REQUEST |
Write each record again exactly as it stands.

* start SUPPLIED RECORDS *

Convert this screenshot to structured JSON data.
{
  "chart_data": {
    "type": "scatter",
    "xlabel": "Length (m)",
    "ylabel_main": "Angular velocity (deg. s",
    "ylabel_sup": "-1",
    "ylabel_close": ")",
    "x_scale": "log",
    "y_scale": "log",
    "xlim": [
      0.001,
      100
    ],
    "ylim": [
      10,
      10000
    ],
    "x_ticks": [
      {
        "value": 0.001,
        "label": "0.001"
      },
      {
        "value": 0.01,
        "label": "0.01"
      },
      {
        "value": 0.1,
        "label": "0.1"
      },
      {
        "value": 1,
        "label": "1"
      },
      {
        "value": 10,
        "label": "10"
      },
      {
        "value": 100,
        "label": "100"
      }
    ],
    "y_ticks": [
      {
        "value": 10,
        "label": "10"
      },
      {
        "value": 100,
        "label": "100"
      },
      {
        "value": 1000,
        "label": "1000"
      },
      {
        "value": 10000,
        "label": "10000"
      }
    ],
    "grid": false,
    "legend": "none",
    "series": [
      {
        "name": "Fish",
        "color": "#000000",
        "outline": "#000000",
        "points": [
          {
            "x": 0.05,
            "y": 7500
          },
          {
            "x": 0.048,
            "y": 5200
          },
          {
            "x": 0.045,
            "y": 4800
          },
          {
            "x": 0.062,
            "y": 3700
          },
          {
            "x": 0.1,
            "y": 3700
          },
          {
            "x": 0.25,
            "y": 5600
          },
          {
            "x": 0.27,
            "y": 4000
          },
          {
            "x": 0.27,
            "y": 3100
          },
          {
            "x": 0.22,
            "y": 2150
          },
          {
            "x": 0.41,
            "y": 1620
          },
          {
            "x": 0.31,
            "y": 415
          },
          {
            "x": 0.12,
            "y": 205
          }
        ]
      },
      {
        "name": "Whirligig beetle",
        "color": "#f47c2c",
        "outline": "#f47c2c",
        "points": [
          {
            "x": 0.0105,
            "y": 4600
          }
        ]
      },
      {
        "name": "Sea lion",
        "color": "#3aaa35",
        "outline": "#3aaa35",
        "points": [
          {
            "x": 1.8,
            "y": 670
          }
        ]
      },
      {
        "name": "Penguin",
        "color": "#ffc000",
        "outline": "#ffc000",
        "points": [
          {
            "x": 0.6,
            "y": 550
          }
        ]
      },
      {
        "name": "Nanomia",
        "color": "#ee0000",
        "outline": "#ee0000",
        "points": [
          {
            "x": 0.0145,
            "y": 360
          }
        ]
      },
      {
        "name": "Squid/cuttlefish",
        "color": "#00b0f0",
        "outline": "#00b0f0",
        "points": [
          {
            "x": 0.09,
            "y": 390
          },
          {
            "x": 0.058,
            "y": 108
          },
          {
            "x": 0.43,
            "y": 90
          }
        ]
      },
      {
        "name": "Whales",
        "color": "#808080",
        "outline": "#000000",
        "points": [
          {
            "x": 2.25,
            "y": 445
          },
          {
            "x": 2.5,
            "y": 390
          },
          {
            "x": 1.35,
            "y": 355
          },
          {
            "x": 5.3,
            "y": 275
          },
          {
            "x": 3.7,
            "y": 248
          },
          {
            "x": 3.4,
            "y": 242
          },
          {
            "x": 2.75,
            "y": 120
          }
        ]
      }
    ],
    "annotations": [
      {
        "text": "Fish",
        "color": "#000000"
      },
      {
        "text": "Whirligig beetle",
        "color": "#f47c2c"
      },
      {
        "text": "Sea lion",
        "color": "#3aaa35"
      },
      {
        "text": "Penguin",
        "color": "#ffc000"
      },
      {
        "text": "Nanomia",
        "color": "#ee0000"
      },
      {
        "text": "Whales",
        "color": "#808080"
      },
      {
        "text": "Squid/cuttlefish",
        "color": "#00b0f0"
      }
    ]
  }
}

* end SUPPLIED RECORDS *

THE SOLUTION |
Convert this screenshot to structured JSON data.
{
  "chart_data": {
    "type": "scatter",
    "xlabel": "Length (m)",
    "ylabel_main": "Angular velocity (deg. s",
    "ylabel_sup": "-1",
    "ylabel_close": ")",
    "x_scale": "log",
    "y_scale": "log",
    "xlim": [
      0.001,
      100
    ],
    "ylim": [
      10,
      10000
    ],
    "x_ticks": [
      {
        "value": 0.001,
        "label": "0.001"
      },
      {
        "value": 0.01,
        "label": "0.01"
      },
      {
        "value": 0.1,
        "label": "0.1"
      },
      {
        "value": 1,
        "label": "1"
      },
      {
        "value": 10,
        "label": "10"
      },
      {
        "value": 100,
        "label": "100"
      }
    ],
    "y_ticks": [
      {
        "value": 10,
        "label": "10"
      },
      {
        "value": 100,
        "label": "100"
      },
      {
        "value": 1000,
        "label": "1000"
      },
      {
        "value": 10000,
        "label": "10000"
      }
    ],
    "grid": false,
    "legend": "none",
    "series": [
      {
        "name": "Fish",
        "color": "#000000",
        "outline": "#000000",
        "points": [
          {
            "x": 0.05,
            "y": 7500
          },
          {
            "x": 0.048,
            "y": 5200
          },
          {
            "x": 0.045,
            "y": 4800
          },
          {
            "x": 0.062,
            "y": 3700
          },
          {
            "x": 0.1,
            "y": 3700
          },
          {
            "x": 0.25,
            "y": 5600
          },
          {
            "x": 0.27,
            "y": 4000
          },
          {
            "x": 0.27,
            "y": 3100
          },
          {
            "x": 0.22,
            "y": 2150
          },
          {
            "x": 0.41,
            "y": 1620
          },
          {
            "x": 0.31,
            "y": 415
          },
          {
            "x": 0.12,
            "y": 205
          }
        ]
      },
      {
        "name": "Whirligig beetle",
        "color": "#f47c2c",
        "outline": "#f47c2c",
        "points": [
          {
            "x": 0.0105,
            "y": 4600
          }
        ]
      },
      {
        "name": "Sea lion",
        "color": "#3aaa35",
        "outline": "#3aaa35",
        "points": [
          {
            "x": 1.8,
            "y": 670
          }
        ]
      },
      {
        "name": "Penguin",
        "color": "#ffc000",
        "outline": "#ffc000",
        "points": [
          {
            "x": 0.6,
            "y": 550
          }
        ]
      },
      {
        "name": "Nanomia",
        "color": "#ee0000",
        "outline": "#ee0000",
        "points": [
          {
            "x": 0.0145,
            "y": 360
          }
        ]
      },
      {
        "name": "Squid/cuttlefish",
        "color": "#00b0f0",
        "outline": "#00b0f0",
        "points": [
          {
            "x": 0.09,
            "y": 390
          },
          {
            "x": 0.058,
            "y": 108
          },
          {
            "x": 0.43,
            "y": 90
          }
        ]
      },
      {
        "name": "Whales",
        "color": "#808080",
        "outline": "#000000",
        "points": [
          {
            "x": 2.25,
            "y": 445
          },
          {
            "x": 2.5,
            "y": 390
          },
          {
            "x": 1.35,
            "y": 355
          },
          {
            "x": 5.3,
            "y": 275
          },
          {
            "x": 3.7,
            "y": 248
          },
          {
            "x": 3.4,
            "y": 242
          },
          {
            "x": 2.75,
            "y": 120
          }
        ]
      }
    ],
    "annotations": [
      {
        "text": "Fish",
        "color": "#000000"
      },
      {
        "text": "Whirligig beetle",
        "color": "#f47c2c"
      },
      {
        "text": "Sea lion",
        "color": "#3aaa35"
      },
      {
        "text": "Penguin",
        "color": "#ffc000"
      },
      {
        "text": "Nanomia",
        "color": "#ee0000"
      },
      {
        "text": "Whales",
        "color": "#808080"
      },
      {
        "text": "Squid/cuttlefish",
        "color": "#00b0f0"
      }
    ]
  }
}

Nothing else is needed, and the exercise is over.